■ WHAT IS ASKED
Keep the pictures out and restate every record exactly.

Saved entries

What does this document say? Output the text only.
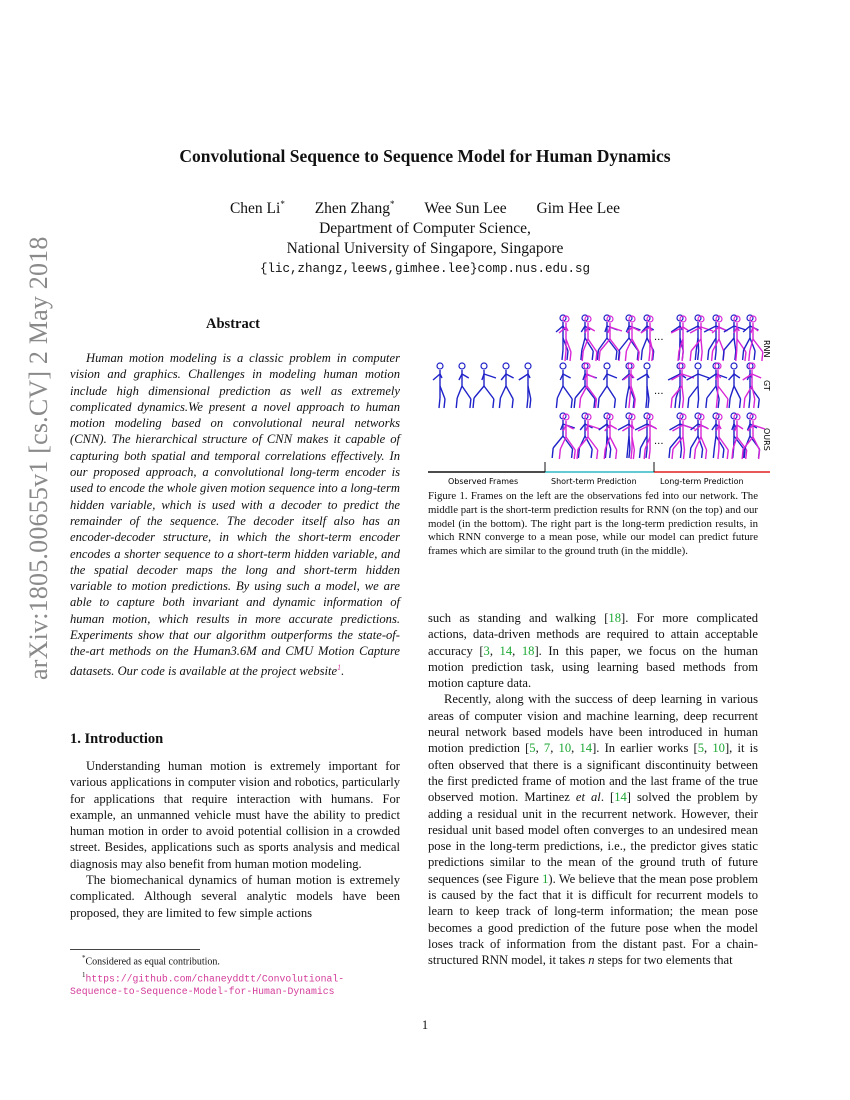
Convolutional Sequence to Sequence Model for Human Dynamics
Chen Li* Zhen Zhang* Wee Sun Lee Gim Hee Lee
Department of Computer Science,
National University of Singapore, Singapore
{lic,zhangz,leews,gimhee.lee}comp.nus.edu.sg
arXiv:1805.00655v1 [cs.CV] 2 May 2018	Abstract

Human motion modeling is a classic problem in computer vision and graphics. Challenges in modeling human motion include high dimensional prediction as well as extremely complicated dynamics.We present a novel approach to human motion modeling based on convolutional neural networks (CNN). The hierarchical structure of CNN makes it capable of capturing both spatial and temporal correlations effectively. In our proposed approach, a convolutional long-term encoder is used to encode the whole given motion sequence into a long-term hidden variable, which is used with a decoder to predict the remainder of the sequence. The decoder itself also has an encoder-decoder structure, in which the short-term encoder encodes a shorter sequence to a short-term hidden variable, and the spatial decoder maps the long and short-term hidden variable to motion predictions. By using such a model, we are able to capture both invariant and dynamic information of human motion, which results in more accurate predictions. Experiments show that our algorithm outperforms the state-of-the-art methods on the Human3.6M and CMU Motion Capture datasets. Our code is available at the project website$^1$.

1. Introduction

Understanding human motion is extremely important for various applications in computer vision and robotics, particularly for applications that require interaction with humans. For example, an unmanned vehicle must have the ability to predict human motion in order to avoid potential collision in a crowded street. Besides, applications such as sports analysis and medical diagnosis may also benefit from human motion modeling.

The biomechanical dynamics of human motion is extremely complicated. Although several analytic models have been proposed, they are limited to few simple actions

*Considered as equal contribution.
$^1$https://github.com/chaneyddtt/Convolutional-
Sequence-to-Sequence-Model-for-Human-Dynamics
RNN
GT
OURS
...
...
...
Observed Frames	Short-term Prediction	Long-term Prediction
Figure 1. Frames on the left are the observations fed into our network. The middle part is the short-term prediction results for RNN (on the top) and our model (in the bottom). The right part is the long-term prediction results, in which RNN converge to a mean pose, while our model can predict future frames which are similar to the ground truth (in the middle).

such as standing and walking [18]. For more complicated actions, data-driven methods are required to attain acceptable accuracy [3, 14, 18]. In this paper, we focus on the human motion prediction task, using learning based methods from motion capture data.

Recently, along with the success of deep learning in various areas of computer vision and machine learning, deep recurrent neural network based models have been introduced in human motion prediction [5, 7, 10, 14]. In earlier works [5, 10], it is often observed that there is a significant discontinuity between the first predicted frame of motion and the last frame of the true observed motion. Martinez et al. [14] solved the problem by adding a residual unit in the recurrent network. However, their residual unit based model often converges to an undesired mean pose in the long-term predictions, i.e., the predictor gives static predictions similar to the mean of the ground truth of future sequences (see Figure 1). We believe that the mean pose problem is caused by the fact that it is difficult for recurrent models to learn to keep track of long-term information; the mean pose becomes a good prediction of the future pose when the model loses track of information from the distant past. For a chain-structured RNN model, it takes n steps for two elements that

1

■ PROBLEM SOLUTION
What does this document say? Output the text only.
Convolutional Sequence to Sequence Model for Human Dynamics
Chen Li* Zhen Zhang* Wee Sun Lee Gim Hee Lee
Department of Computer Science,
National University of Singapore, Singapore
{lic,zhangz,leews,gimhee.lee}comp.nus.edu.sg
arXiv:1805.00655v1 [cs.CV] 2 May 2018	Abstract

Human motion modeling is a classic problem in computer vision and graphics. Challenges in modeling human motion include high dimensional prediction as well as extremely complicated dynamics.We present a novel approach to human motion modeling based on convolutional neural networks (CNN). The hierarchical structure of CNN makes it capable of capturing both spatial and temporal correlations effectively. In our proposed approach, a convolutional long-term encoder is used to encode the whole given motion sequence into a long-term hidden variable, which is used with a decoder to predict the remainder of the sequence. The decoder itself also has an encoder-decoder structure, in which the short-term encoder encodes a shorter sequence to a short-term hidden variable, and the spatial decoder maps the long and short-term hidden variable to motion predictions. By using such a model, we are able to capture both invariant and dynamic information of human motion, which results in more accurate predictions. Experiments show that our algorithm outperforms the state-of-the-art methods on the Human3.6M and CMU Motion Capture datasets. Our code is available at the project website$^1$.

1. Introduction

Understanding human motion is extremely important for various applications in computer vision and robotics, particularly for applications that require interaction with humans. For example, an unmanned vehicle must have the ability to predict human motion in order to avoid potential collision in a crowded street. Besides, applications such as sports analysis and medical diagnosis may also benefit from human motion modeling.

The biomechanical dynamics of human motion is extremely complicated. Although several analytic models have been proposed, they are limited to few simple actions

*Considered as equal contribution.
$^1$https://github.com/chaneyddtt/Convolutional-
Sequence-to-Sequence-Model-for-Human-Dynamics
RNN
GT
OURS
...
...
...
Observed Frames	Short-term Prediction	Long-term Prediction
Figure 1. Frames on the left are the observations fed into our network. The middle part is the short-term prediction results for RNN (on the top) and our model (in the bottom). The right part is the long-term prediction results, in which RNN converge to a mean pose, while our model can predict future frames which are similar to the ground truth (in the middle).

such as standing and walking [18]. For more complicated actions, data-driven methods are required to attain acceptable accuracy [3, 14, 18]. In this paper, we focus on the human motion prediction task, using learning based methods from motion capture data.

Recently, along with the success of deep learning in various areas of computer vision and machine learning, deep recurrent neural network based models have been introduced in human motion prediction [5, 7, 10, 14]. In earlier works [5, 10], it is often observed that there is a significant discontinuity between the first predicted frame of motion and the last frame of the true observed motion. Martinez et al. [14] solved the problem by adding a residual unit in the recurrent network. However, their residual unit based model often converges to an undesired mean pose in the long-term predictions, i.e., the predictor gives static predictions similar to the mean of the ground truth of future sequences (see Figure 1). We believe that the mean pose problem is caused by the fact that it is difficult for recurrent models to learn to keep track of long-term information; the mean pose becomes a good prediction of the future pose when the model loses track of information from the distant past. For a chain-structured RNN model, it takes n steps for two elements that

1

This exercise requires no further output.